WHAT IS EXPECTED: Reproduce the items below character for character, starting with the line that contains "table-row[interactable]: 7 Lex" and continuing through the line that contains "cell-first-name[interactable]: John xyxy=(30,627,169,653)".
──────── RAW RECORDS ────────
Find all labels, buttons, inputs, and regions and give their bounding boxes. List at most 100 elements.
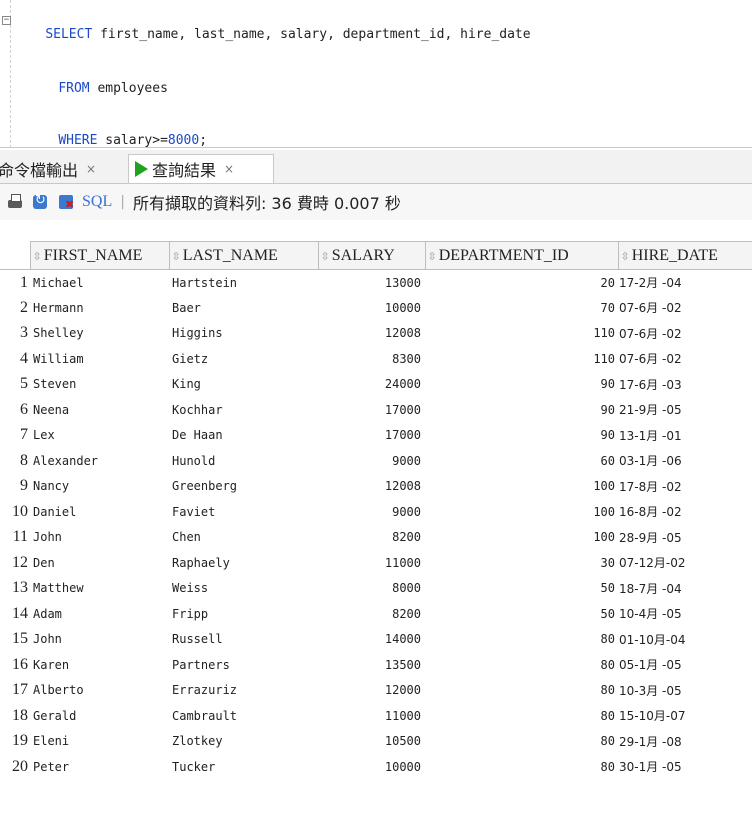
table-row[interactable]: 7 Lex De Haan 17000 90 13-1月 -01 xyxy=(0,423,752,449)
cell-salary[interactable]: 12008 xyxy=(318,474,425,500)
cell-department-id[interactable]: 80 xyxy=(425,729,618,755)
cell-last-name[interactable]: Weiss xyxy=(169,576,318,602)
cell-hire-date[interactable]: 07-12月-02 xyxy=(618,550,752,576)
cell-hire-date[interactable]: 07-6月 -02 xyxy=(618,346,752,372)
table-row[interactable]: 9 Nancy Greenberg 12008 100 17-8月 -02 xyxy=(0,474,752,500)
cell-last-name[interactable]: Partners xyxy=(169,652,318,678)
table-row[interactable]: 3 Shelley Higgins 12008 110 07-6月 -02 xyxy=(0,321,752,347)
cell-hire-date[interactable]: 21-9月 -05 xyxy=(618,397,752,423)
cell-last-name[interactable]: Gietz xyxy=(169,346,318,372)
sql-line-where[interactable]: WHERE salary>=8000; xyxy=(27,118,207,148)
tab-script-output[interactable]: 命令檔輸出 × xyxy=(0,154,126,183)
fetch-icon[interactable] xyxy=(32,193,50,211)
cell-last-name[interactable]: King xyxy=(169,372,318,398)
cell-last-name[interactable]: Raphaely xyxy=(169,550,318,576)
cell-first-name[interactable]: Lex xyxy=(30,423,169,449)
cell-salary[interactable]: 8200 xyxy=(318,525,425,551)
cell-last-name[interactable]: Hartstein xyxy=(169,270,318,296)
cell-hire-date[interactable]: 05-1月 -05 xyxy=(618,652,752,678)
cell-first-name[interactable]: John xyxy=(30,627,169,653)
table-row[interactable]: 5 Steven King 24000 90 17-6月 -03 xyxy=(0,372,752,398)
cell-hire-date[interactable]: 07-6月 -02 xyxy=(618,321,752,347)
cell-hire-date[interactable]: 10-3月 -05 xyxy=(618,678,752,704)
cell-department-id[interactable]: 60 xyxy=(425,448,618,474)
cell-last-name[interactable]: De Haan xyxy=(169,423,318,449)
column-header-first-name[interactable]: ⇳ FIRST_NAME xyxy=(29,241,170,270)
cell-last-name[interactable]: Chen xyxy=(169,525,318,551)
cell-last-name[interactable]: Greenberg xyxy=(169,474,318,500)
sql-button[interactable]: SQL xyxy=(82,193,112,211)
cell-first-name[interactable]: Alexander xyxy=(30,448,169,474)
table-row[interactable]: 12 Den Raphaely 11000 30 07-12月-02 xyxy=(0,550,752,576)
cell-department-id[interactable]: 30 xyxy=(425,550,618,576)
table-row[interactable]: 14 Adam Fripp 8200 50 10-4月 -05 xyxy=(0,601,752,627)
cell-last-name[interactable]: Fripp xyxy=(169,601,318,627)
cell-department-id[interactable]: 80 xyxy=(425,627,618,653)
cell-first-name[interactable]: Daniel xyxy=(30,499,169,525)
cell-salary[interactable]: 8000 xyxy=(318,576,425,602)
close-icon[interactable]: × xyxy=(86,162,96,176)
cell-hire-date[interactable]: 03-1月 -06 xyxy=(618,448,752,474)
cell-salary[interactable]: 8300 xyxy=(318,346,425,372)
cell-last-name[interactable]: Baer xyxy=(169,295,318,321)
table-row[interactable]: 17 Alberto Errazuriz 12000 80 10-3月 -05 xyxy=(0,678,752,704)
cell-first-name[interactable]: Den xyxy=(30,550,169,576)
cell-hire-date[interactable]: 10-4月 -05 xyxy=(618,601,752,627)
cell-department-id[interactable]: 100 xyxy=(425,474,618,500)
table-row[interactable]: 4 William Gietz 8300 110 07-6月 -02 xyxy=(0,346,752,372)
cell-hire-date[interactable]: 16-8月 -02 xyxy=(618,499,752,525)
table-row[interactable]: 13 Matthew Weiss 8000 50 18-7月 -04 xyxy=(0,576,752,602)
cell-salary[interactable]: 9000 xyxy=(318,499,425,525)
cell-last-name[interactable]: Tucker xyxy=(169,754,318,780)
close-icon[interactable]: × xyxy=(224,162,234,176)
table-row[interactable]: 6 Neena Kochhar 17000 90 21-9月 -05 xyxy=(0,397,752,423)
table-row[interactable]: 2 Hermann Baer 10000 70 07-6月 -02 xyxy=(0,295,752,321)
cell-hire-date[interactable]: 17-8月 -02 xyxy=(618,474,752,500)
cell-hire-date[interactable]: 15-10月-07 xyxy=(618,703,752,729)
cell-department-id[interactable]: 20 xyxy=(425,270,618,296)
cell-salary[interactable]: 9000 xyxy=(318,448,425,474)
cell-department-id[interactable]: 80 xyxy=(425,703,618,729)
cell-last-name[interactable]: Russell xyxy=(169,627,318,653)
cell-department-id[interactable]: 80 xyxy=(425,754,618,780)
cell-salary[interactable]: 8200 xyxy=(318,601,425,627)
cell-first-name[interactable]: Shelley xyxy=(30,321,169,347)
cell-first-name[interactable]: Alberto xyxy=(30,678,169,704)
cell-salary[interactable]: 10500 xyxy=(318,729,425,755)
cell-salary[interactable]: 14000 xyxy=(318,627,425,653)
cell-hire-date[interactable]: 29-1月 -08 xyxy=(618,729,752,755)
cell-hire-date[interactable]: 30-1月 -05 xyxy=(618,754,752,780)
cell-hire-date[interactable]: 28-9月 -05 xyxy=(618,525,752,551)
cell-department-id[interactable]: 110 xyxy=(425,321,618,347)
cell-department-id[interactable]: 100 xyxy=(425,499,618,525)
cell-department-id[interactable]: 90 xyxy=(425,397,618,423)
table-row[interactable]: 20 Peter Tucker 10000 80 30-1月 -05 xyxy=(0,754,752,780)
table-row[interactable]: 11 John Chen 8200 100 28-9月 -05 xyxy=(0,525,752,551)
table-row[interactable]: 1 Michael Hartstein 13000 20 17-2月 -04 xyxy=(0,270,752,296)
print-icon[interactable] xyxy=(6,193,24,211)
delete-icon[interactable] xyxy=(58,193,76,211)
table-row[interactable]: 15 John Russell 14000 80 01-10月-04 xyxy=(0,627,752,653)
cell-department-id[interactable]: 100 xyxy=(425,525,618,551)
cell-last-name[interactable]: Higgins xyxy=(169,321,318,347)
cell-department-id[interactable]: 90 xyxy=(425,372,618,398)
cell-department-id[interactable]: 80 xyxy=(425,652,618,678)
cell-salary[interactable]: 12000 xyxy=(318,678,425,704)
cell-first-name[interactable]: Steven xyxy=(30,372,169,398)
cell-department-id[interactable]: 50 xyxy=(425,576,618,602)
cell-first-name[interactable]: Gerald xyxy=(30,703,169,729)
cell-department-id[interactable]: 110 xyxy=(425,346,618,372)
cell-hire-date[interactable]: 01-10月-04 xyxy=(618,627,752,653)
table-row[interactable]: 16 Karen Partners 13500 80 05-1月 -05 xyxy=(0,652,752,678)
cell-hire-date[interactable]: 07-6月 -02 xyxy=(618,295,752,321)
cell-salary[interactable]: 13000 xyxy=(318,270,425,296)
tab-query-result[interactable]: 查詢結果 × xyxy=(128,154,274,183)
cell-salary[interactable]: 13500 xyxy=(318,652,425,678)
cell-first-name[interactable]: Karen xyxy=(30,652,169,678)
table-row[interactable]: 8 Alexander Hunold 9000 60 03-1月 -06 xyxy=(0,448,752,474)
cell-hire-date[interactable]: 13-1月 -01 xyxy=(618,423,752,449)
cell-first-name[interactable]: Adam xyxy=(30,601,169,627)
cell-first-name[interactable]: Michael xyxy=(30,270,169,296)
cell-first-name[interactable]: Peter xyxy=(30,754,169,780)
sql-line-select[interactable]: SELECT first_name, last_name, salary, de… xyxy=(14,12,530,57)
────────
EXERCISE RESULT:
table-row[interactable]: 7 Lex De Haan 17000 90 13-1月 -01 xyxy=(0,423,752,449)
cell-salary[interactable]: 12008 xyxy=(318,474,425,500)
cell-department-id[interactable]: 80 xyxy=(425,729,618,755)
cell-last-name[interactable]: Weiss xyxy=(169,576,318,602)
cell-hire-date[interactable]: 07-12月-02 xyxy=(618,550,752,576)
cell-hire-date[interactable]: 07-6月 -02 xyxy=(618,346,752,372)
table-row[interactable]: 9 Nancy Greenberg 12008 100 17-8月 -02 xyxy=(0,474,752,500)
cell-last-name[interactable]: Partners xyxy=(169,652,318,678)
table-row[interactable]: 3 Shelley Higgins 12008 110 07-6月 -02 xyxy=(0,321,752,347)
cell-hire-date[interactable]: 21-9月 -05 xyxy=(618,397,752,423)
cell-last-name[interactable]: Gietz xyxy=(169,346,318,372)
sql-line-where[interactable]: WHERE salary>=8000; xyxy=(27,118,207,148)
tab-script-output[interactable]: 命令檔輸出 × xyxy=(0,154,126,183)
fetch-icon[interactable] xyxy=(32,193,50,211)
cell-last-name[interactable]: King xyxy=(169,372,318,398)
cell-last-name[interactable]: Raphaely xyxy=(169,550,318,576)
cell-first-name[interactable]: Lex xyxy=(30,423,169,449)
cell-salary[interactable]: 8200 xyxy=(318,525,425,551)
cell-last-name[interactable]: Hartstein xyxy=(169,270,318,296)
cell-hire-date[interactable]: 05-1月 -05 xyxy=(618,652,752,678)
cell-first-name[interactable]: John xyxy=(30,627,169,653)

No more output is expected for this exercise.